§ Job
Go through the lines below and copy each one that holds the string "SRMTID".

§ Data shown
'''

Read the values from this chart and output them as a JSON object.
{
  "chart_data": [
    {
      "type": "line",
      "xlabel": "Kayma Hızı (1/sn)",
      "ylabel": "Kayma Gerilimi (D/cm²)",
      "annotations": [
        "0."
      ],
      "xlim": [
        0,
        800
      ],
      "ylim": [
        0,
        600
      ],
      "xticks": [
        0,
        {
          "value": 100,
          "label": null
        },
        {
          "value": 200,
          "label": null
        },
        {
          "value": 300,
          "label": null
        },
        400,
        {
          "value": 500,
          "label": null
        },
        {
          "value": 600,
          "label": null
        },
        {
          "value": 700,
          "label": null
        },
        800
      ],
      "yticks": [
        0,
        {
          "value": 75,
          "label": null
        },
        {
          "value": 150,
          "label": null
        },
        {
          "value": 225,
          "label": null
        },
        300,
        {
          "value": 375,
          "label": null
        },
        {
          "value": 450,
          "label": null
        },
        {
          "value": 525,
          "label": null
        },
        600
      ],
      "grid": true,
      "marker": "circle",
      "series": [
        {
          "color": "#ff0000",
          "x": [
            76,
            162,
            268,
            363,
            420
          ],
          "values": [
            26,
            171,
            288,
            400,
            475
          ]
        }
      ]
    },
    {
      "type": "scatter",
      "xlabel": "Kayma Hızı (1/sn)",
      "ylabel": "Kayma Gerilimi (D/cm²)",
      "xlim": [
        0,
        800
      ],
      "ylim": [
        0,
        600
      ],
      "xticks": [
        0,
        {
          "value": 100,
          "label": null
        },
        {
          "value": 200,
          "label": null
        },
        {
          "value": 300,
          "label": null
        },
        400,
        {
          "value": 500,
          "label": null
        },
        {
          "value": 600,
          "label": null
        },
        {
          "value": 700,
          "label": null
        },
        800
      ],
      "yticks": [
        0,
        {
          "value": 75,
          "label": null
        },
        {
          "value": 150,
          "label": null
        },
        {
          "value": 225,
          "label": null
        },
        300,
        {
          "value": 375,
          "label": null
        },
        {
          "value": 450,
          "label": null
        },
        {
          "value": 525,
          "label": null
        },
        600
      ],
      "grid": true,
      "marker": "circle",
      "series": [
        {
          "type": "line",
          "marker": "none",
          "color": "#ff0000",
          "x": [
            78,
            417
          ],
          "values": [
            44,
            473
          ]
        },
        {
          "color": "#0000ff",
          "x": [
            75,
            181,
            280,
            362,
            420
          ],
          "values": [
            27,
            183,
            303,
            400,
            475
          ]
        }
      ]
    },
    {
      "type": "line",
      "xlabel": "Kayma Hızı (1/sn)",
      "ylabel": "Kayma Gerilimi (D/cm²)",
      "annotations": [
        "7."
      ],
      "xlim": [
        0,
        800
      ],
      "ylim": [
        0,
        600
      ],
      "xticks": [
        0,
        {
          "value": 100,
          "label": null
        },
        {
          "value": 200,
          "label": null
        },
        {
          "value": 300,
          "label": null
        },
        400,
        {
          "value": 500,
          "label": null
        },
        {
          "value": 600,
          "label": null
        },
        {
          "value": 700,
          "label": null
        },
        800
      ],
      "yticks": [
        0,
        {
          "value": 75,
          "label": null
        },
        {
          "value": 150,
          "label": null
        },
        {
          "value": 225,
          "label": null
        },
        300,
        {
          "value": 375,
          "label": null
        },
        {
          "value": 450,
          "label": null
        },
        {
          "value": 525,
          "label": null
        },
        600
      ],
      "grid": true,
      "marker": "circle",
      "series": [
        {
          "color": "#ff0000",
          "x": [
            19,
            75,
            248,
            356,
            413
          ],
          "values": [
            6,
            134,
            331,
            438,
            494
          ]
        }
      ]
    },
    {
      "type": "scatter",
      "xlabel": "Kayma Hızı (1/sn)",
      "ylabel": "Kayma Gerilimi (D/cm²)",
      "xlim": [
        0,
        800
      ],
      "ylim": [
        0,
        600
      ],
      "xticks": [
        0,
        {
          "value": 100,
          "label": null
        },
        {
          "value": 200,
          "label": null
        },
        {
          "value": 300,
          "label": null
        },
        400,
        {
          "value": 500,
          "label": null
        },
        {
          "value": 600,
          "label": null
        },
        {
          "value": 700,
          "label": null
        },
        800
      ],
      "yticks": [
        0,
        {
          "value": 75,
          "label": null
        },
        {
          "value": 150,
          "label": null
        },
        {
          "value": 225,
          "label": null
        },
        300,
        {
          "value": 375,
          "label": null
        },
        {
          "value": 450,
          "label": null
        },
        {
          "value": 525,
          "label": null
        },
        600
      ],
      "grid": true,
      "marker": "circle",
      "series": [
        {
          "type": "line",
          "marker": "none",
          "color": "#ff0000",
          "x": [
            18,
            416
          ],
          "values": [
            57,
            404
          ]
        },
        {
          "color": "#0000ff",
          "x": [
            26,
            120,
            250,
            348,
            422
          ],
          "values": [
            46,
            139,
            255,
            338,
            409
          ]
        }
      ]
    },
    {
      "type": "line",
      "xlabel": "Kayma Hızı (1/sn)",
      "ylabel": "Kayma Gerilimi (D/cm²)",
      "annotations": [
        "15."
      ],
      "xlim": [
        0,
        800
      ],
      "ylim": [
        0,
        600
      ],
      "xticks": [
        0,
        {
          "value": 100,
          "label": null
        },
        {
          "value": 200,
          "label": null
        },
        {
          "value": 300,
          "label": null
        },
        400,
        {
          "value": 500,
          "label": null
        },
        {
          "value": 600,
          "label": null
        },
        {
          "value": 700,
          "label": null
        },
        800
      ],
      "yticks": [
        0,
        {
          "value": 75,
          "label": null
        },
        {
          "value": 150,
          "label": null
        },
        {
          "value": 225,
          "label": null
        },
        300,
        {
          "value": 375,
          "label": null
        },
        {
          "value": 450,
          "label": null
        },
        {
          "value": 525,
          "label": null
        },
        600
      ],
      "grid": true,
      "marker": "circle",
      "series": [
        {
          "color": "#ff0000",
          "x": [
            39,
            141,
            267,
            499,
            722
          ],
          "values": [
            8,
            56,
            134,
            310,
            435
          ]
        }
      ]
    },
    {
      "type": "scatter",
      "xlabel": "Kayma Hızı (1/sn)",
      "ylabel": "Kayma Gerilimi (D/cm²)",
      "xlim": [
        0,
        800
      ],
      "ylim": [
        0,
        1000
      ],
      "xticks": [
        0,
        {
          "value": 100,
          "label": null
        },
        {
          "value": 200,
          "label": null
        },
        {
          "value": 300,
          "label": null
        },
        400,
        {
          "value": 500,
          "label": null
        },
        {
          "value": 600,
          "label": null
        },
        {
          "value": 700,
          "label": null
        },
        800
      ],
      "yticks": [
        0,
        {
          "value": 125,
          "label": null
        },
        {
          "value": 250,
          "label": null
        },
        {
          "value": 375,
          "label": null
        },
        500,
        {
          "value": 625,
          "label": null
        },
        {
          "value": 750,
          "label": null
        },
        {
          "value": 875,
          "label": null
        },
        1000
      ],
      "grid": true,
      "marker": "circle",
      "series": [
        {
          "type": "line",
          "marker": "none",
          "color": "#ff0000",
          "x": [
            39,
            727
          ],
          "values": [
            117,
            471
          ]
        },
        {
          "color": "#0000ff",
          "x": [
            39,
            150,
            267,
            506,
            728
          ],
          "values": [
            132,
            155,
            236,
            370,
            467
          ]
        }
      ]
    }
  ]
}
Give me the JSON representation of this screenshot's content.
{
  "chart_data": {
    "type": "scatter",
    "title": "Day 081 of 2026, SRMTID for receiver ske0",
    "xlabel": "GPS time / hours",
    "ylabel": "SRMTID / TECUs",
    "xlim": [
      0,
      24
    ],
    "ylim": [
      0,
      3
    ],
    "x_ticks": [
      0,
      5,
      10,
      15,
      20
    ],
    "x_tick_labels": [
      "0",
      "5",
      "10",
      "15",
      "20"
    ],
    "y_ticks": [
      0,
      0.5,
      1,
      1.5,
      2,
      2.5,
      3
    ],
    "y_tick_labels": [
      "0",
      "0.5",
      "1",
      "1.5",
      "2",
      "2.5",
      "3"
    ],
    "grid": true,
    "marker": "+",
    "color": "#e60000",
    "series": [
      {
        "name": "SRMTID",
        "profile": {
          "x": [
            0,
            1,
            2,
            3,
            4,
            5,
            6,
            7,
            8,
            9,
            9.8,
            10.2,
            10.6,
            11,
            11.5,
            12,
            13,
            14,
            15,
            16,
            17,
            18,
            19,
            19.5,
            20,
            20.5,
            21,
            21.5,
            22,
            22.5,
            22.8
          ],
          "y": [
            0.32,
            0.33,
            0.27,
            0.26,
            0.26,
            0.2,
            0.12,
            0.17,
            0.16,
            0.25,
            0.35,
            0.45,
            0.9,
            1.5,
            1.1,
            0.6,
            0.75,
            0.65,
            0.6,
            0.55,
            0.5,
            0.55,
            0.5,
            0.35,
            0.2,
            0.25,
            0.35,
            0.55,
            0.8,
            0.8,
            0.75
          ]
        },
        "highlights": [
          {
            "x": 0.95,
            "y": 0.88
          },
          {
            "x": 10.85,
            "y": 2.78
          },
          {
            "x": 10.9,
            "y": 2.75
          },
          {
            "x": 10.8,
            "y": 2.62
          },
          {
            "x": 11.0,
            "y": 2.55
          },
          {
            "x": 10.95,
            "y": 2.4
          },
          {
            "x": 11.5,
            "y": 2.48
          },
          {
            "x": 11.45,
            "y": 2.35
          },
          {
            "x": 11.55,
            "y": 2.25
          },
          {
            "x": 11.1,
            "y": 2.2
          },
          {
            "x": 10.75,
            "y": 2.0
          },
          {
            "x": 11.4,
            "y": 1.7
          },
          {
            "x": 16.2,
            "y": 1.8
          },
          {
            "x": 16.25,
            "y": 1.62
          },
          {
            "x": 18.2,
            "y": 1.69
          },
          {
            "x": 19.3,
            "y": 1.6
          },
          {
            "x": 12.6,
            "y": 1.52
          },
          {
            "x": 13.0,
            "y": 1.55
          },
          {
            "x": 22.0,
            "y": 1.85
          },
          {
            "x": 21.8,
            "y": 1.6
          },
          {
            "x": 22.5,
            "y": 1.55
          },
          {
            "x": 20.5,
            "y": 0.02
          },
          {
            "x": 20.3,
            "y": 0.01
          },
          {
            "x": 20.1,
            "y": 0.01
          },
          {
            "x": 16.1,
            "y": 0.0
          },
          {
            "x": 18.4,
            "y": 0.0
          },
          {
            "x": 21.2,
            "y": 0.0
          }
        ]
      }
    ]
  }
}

'''

§ Output for this exercise
    "title": "Day 081 of 2026, SRMTID for receiver ske0",
    "ylabel": "SRMTID / TECUs",
        "name": "SRMTID",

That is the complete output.